=== Rows from a figure dataset ===
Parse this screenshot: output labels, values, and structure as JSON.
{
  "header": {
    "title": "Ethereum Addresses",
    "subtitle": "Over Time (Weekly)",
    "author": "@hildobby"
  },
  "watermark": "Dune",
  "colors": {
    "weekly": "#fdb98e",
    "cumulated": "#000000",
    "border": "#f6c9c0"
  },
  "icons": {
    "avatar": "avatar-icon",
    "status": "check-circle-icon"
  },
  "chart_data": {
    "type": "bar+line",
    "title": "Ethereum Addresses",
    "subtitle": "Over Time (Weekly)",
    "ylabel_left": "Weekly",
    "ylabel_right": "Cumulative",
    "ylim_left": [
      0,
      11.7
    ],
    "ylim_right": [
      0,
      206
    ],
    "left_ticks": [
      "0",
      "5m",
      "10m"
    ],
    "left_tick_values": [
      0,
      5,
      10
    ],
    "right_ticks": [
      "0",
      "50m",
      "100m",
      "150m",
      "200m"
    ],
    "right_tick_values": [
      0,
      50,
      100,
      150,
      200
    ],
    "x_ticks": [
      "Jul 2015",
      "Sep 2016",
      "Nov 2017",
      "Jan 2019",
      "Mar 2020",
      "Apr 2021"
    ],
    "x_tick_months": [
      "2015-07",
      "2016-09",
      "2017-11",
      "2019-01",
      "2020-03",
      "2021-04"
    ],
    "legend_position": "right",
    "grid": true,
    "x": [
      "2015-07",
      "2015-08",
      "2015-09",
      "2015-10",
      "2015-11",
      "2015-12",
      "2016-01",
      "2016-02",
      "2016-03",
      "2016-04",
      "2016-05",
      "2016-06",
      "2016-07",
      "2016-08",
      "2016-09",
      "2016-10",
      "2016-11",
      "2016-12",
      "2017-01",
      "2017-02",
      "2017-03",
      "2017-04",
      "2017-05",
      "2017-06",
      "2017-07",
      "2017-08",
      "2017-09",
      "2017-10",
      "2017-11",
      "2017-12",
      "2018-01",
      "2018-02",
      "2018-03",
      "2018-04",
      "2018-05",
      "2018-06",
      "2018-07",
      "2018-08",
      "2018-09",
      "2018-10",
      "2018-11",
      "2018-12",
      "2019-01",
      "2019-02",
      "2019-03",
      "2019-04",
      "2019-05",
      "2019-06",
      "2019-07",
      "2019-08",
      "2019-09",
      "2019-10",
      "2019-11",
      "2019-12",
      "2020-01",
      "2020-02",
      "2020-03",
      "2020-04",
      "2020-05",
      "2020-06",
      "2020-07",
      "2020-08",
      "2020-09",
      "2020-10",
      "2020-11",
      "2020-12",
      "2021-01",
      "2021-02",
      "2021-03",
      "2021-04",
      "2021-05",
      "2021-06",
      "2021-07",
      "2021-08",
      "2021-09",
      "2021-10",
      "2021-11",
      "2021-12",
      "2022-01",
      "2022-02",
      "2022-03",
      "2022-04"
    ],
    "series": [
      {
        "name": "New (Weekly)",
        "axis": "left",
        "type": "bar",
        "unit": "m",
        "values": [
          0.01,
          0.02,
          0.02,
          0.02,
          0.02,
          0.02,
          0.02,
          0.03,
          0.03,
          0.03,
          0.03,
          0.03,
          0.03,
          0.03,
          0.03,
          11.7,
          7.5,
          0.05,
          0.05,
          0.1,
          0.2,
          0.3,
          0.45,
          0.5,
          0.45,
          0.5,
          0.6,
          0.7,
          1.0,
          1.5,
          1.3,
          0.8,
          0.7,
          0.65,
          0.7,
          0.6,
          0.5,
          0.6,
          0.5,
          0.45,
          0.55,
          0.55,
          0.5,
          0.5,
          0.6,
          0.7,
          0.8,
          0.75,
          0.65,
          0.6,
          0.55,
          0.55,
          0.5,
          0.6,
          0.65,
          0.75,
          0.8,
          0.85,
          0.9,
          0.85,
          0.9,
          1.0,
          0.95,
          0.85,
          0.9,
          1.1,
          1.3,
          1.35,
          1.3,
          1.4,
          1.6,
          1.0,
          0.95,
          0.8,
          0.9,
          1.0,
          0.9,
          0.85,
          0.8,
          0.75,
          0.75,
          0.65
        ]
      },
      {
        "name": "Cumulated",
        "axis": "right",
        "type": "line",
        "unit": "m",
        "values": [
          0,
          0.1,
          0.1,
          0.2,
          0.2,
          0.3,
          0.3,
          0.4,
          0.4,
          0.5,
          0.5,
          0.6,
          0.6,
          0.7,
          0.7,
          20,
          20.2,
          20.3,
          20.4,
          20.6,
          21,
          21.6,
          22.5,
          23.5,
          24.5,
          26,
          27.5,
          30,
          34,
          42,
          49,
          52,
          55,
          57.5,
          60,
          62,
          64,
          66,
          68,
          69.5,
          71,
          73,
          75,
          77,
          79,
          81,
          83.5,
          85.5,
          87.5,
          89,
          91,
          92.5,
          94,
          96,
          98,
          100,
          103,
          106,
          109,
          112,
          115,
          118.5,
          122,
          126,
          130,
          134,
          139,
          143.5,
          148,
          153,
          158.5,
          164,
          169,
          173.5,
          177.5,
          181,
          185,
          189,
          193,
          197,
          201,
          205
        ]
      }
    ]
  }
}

=== GOAL ===
Copy out the full material exactly as it appears.

=== RESPONSE TO THE EXERCISE ===
Parse this screenshot: output labels, values, and structure as JSON.
{
  "header": {
    "title": "Ethereum Addresses",
    "subtitle": "Over Time (Weekly)",
    "author": "@hildobby"
  },
  "watermark": "Dune",
  "colors": {
    "weekly": "#fdb98e",
    "cumulated": "#000000",
    "border": "#f6c9c0"
  },
  "icons": {
    "avatar": "avatar-icon",
    "status": "check-circle-icon"
  },
  "chart_data": {
    "type": "bar+line",
    "title": "Ethereum Addresses",
    "subtitle": "Over Time (Weekly)",
    "ylabel_left": "Weekly",
    "ylabel_right": "Cumulative",
    "ylim_left": [
      0,
      11.7
    ],
    "ylim_right": [
      0,
      206
    ],
    "left_ticks": [
      "0",
      "5m",
      "10m"
    ],
    "left_tick_values": [
      0,
      5,
      10
    ],
    "right_ticks": [
      "0",
      "50m",
      "100m",
      "150m",
      "200m"
    ],
    "right_tick_values": [
      0,
      50,
      100,
      150,
      200
    ],
    "x_ticks": [
      "Jul 2015",
      "Sep 2016",
      "Nov 2017",
      "Jan 2019",
      "Mar 2020",
      "Apr 2021"
    ],
    "x_tick_months": [
      "2015-07",
      "2016-09",
      "2017-11",
      "2019-01",
      "2020-03",
      "2021-04"
    ],
    "legend_position": "right",
    "grid": true,
    "x": [
      "2015-07",
      "2015-08",
      "2015-09",
      "2015-10",
      "2015-11",
      "2015-12",
      "2016-01",
      "2016-02",
      "2016-03",
      "2016-04",
      "2016-05",
      "2016-06",
      "2016-07",
      "2016-08",
      "2016-09",
      "2016-10",
      "2016-11",
      "2016-12",
      "2017-01",
      "2017-02",
      "2017-03",
      "2017-04",
      "2017-05",
      "2017-06",
      "2017-07",
      "2017-08",
      "2017-09",
      "2017-10",
      "2017-11",
      "2017-12",
      "2018-01",
      "2018-02",
      "2018-03",
      "2018-04",
      "2018-05",
      "2018-06",
      "2018-07",
      "2018-08",
      "2018-09",
      "2018-10",
      "2018-11",
      "2018-12",
      "2019-01",
      "2019-02",
      "2019-03",
      "2019-04",
      "2019-05",
      "2019-06",
      "2019-07",
      "2019-08",
      "2019-09",
      "2019-10",
      "2019-11",
      "2019-12",
      "2020-01",
      "2020-02",
      "2020-03",
      "2020-04",
      "2020-05",
      "2020-06",
      "2020-07",
      "2020-08",
      "2020-09",
      "2020-10",
      "2020-11",
      "2020-12",
      "2021-01",
      "2021-02",
      "2021-03",
      "2021-04",
      "2021-05",
      "2021-06",
      "2021-07",
      "2021-08",
      "2021-09",
      "2021-10",
      "2021-11",
      "2021-12",
      "2022-01",
      "2022-02",
      "2022-03",
      "2022-04"
    ],
    "series": [
      {
        "name": "New (Weekly)",
        "axis": "left",
        "type": "bar",
        "unit": "m",
        "values": [
          0.01,
          0.02,
          0.02,
          0.02,
          0.02,
          0.02,
          0.02,
          0.03,
          0.03,
          0.03,
          0.03,
          0.03,
          0.03,
          0.03,
          0.03,
          11.7,
          7.5,
          0.05,
          0.05,
          0.1,
          0.2,
          0.3,
          0.45,
          0.5,
          0.45,
          0.5,
          0.6,
          0.7,
          1.0,
          1.5,
          1.3,
          0.8,
          0.7,
          0.65,
          0.7,
          0.6,
          0.5,
          0.6,
          0.5,
          0.45,
          0.55,
          0.55,
          0.5,
          0.5,
          0.6,
          0.7,
          0.8,
          0.75,
          0.65,
          0.6,
          0.55,
          0.55,
          0.5,
          0.6,
          0.65,
          0.75,
          0.8,
          0.85,
          0.9,
          0.85,
          0.9,
          1.0,
          0.95,
          0.85,
          0.9,
          1.1,
          1.3,
          1.35,
          1.3,
          1.4,
          1.6,
          1.0,
          0.95,
          0.8,
          0.9,
          1.0,
          0.9,
          0.85,
          0.8,
          0.75,
          0.75,
          0.65
        ]
      },
      {
        "name": "Cumulated",
        "axis": "right",
        "type": "line",
        "unit": "m",
        "values": [
          0,
          0.1,
          0.1,
          0.2,
          0.2,
          0.3,
          0.3,
          0.4,
          0.4,
          0.5,
          0.5,
          0.6,
          0.6,
          0.7,
          0.7,
          20,
          20.2,
          20.3,
          20.4,
          20.6,
          21,
          21.6,
          22.5,
          23.5,
          24.5,
          26,
          27.5,
          30,
          34,
          42,
          49,
          52,
          55,
          57.5,
          60,
          62,
          64,
          66,
          68,
          69.5,
          71,
          73,
          75,
          77,
          79,
          81,
          83.5,
          85.5,
          87.5,
          89,
          91,
          92.5,
          94,
          96,
          98,
          100,
          103,
          106,
          109,
          112,
          115,
          118.5,
          122,
          126,
          130,
          134,
          139,
          143.5,
          148,
          153,
          158.5,
          164,
          169,
          173.5,
          177.5,
          181,
          185,
          189,
          193,
          197,
          201,
          205
        ]
      }
    ]
  }
}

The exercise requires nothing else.